Extracted records:

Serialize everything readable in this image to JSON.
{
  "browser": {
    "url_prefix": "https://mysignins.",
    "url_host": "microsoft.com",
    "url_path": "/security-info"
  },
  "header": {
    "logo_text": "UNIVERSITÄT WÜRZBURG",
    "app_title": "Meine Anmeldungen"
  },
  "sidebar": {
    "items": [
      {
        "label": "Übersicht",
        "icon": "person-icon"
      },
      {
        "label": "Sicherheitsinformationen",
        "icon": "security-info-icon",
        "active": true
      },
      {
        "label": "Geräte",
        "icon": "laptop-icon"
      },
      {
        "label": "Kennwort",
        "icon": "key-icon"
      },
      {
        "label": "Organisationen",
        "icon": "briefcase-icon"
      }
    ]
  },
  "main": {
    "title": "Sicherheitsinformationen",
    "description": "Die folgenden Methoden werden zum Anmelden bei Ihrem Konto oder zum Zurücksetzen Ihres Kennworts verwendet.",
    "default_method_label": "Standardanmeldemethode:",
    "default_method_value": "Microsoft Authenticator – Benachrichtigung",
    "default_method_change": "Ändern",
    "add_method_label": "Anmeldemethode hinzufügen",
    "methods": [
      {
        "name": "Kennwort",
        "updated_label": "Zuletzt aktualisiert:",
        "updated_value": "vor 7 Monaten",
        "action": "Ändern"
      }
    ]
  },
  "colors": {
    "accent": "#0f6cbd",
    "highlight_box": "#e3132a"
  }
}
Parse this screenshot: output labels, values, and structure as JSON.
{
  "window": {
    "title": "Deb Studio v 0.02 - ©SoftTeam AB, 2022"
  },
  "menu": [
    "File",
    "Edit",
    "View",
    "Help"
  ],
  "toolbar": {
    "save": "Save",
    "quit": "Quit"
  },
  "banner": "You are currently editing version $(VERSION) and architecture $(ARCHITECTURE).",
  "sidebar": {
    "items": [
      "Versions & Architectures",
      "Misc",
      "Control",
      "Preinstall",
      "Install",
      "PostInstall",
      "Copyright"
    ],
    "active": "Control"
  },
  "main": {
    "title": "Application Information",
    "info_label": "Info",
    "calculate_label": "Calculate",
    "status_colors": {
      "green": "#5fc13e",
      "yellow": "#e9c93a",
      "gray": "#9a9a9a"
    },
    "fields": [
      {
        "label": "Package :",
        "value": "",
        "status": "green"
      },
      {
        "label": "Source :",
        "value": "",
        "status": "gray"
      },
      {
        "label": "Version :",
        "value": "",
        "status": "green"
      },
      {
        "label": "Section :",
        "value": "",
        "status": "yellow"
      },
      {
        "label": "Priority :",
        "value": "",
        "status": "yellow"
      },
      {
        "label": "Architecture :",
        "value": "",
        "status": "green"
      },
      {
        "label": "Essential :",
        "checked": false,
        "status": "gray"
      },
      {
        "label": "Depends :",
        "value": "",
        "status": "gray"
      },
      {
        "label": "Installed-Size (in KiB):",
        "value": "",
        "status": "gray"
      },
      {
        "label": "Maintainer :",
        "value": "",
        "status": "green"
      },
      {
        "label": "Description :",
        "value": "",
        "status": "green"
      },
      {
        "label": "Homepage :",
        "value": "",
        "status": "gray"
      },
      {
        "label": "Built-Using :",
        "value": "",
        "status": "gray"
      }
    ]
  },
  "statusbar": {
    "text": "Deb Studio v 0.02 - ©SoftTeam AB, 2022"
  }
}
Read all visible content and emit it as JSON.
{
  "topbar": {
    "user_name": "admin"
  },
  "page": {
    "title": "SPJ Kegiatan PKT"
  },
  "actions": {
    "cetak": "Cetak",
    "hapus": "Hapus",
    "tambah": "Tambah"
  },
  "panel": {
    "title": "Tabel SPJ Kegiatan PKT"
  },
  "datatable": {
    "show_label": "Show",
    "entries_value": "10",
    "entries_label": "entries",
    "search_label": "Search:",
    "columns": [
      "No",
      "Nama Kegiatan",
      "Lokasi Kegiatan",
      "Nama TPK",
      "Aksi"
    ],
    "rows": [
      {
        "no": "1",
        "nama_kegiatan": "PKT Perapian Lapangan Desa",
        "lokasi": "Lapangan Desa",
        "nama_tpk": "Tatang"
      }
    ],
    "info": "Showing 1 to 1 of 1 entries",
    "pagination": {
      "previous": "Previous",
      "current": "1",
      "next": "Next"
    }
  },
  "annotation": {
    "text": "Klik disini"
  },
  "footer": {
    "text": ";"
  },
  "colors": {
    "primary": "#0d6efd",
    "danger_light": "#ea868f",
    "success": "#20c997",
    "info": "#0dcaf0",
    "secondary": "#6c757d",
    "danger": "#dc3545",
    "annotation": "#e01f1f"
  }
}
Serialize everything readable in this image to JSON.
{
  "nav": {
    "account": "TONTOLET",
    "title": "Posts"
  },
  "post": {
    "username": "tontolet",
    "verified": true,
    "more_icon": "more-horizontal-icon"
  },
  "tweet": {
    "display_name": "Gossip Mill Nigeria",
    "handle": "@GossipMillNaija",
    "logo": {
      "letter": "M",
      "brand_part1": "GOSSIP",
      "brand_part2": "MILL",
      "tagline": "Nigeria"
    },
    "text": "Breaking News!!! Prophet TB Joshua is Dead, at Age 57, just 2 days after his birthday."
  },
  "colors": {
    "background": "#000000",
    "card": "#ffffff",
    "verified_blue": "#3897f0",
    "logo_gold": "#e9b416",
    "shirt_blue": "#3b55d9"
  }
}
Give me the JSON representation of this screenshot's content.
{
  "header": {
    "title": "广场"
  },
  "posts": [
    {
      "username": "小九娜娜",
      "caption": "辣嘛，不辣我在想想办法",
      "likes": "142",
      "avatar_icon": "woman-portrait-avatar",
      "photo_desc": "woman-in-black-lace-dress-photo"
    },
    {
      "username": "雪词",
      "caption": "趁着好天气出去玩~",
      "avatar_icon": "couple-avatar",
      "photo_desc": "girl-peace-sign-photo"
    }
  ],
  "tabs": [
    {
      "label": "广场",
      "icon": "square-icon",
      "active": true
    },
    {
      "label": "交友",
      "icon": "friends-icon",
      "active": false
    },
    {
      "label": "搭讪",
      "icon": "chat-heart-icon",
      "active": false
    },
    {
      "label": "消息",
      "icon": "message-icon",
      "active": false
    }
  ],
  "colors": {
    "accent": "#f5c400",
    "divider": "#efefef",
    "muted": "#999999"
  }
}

Exercise: Go through the listing above and return every line where the word "Ändern" occurs.

Finished exercise:
    "default_method_change": "Ändern",
        "action": "Ändern"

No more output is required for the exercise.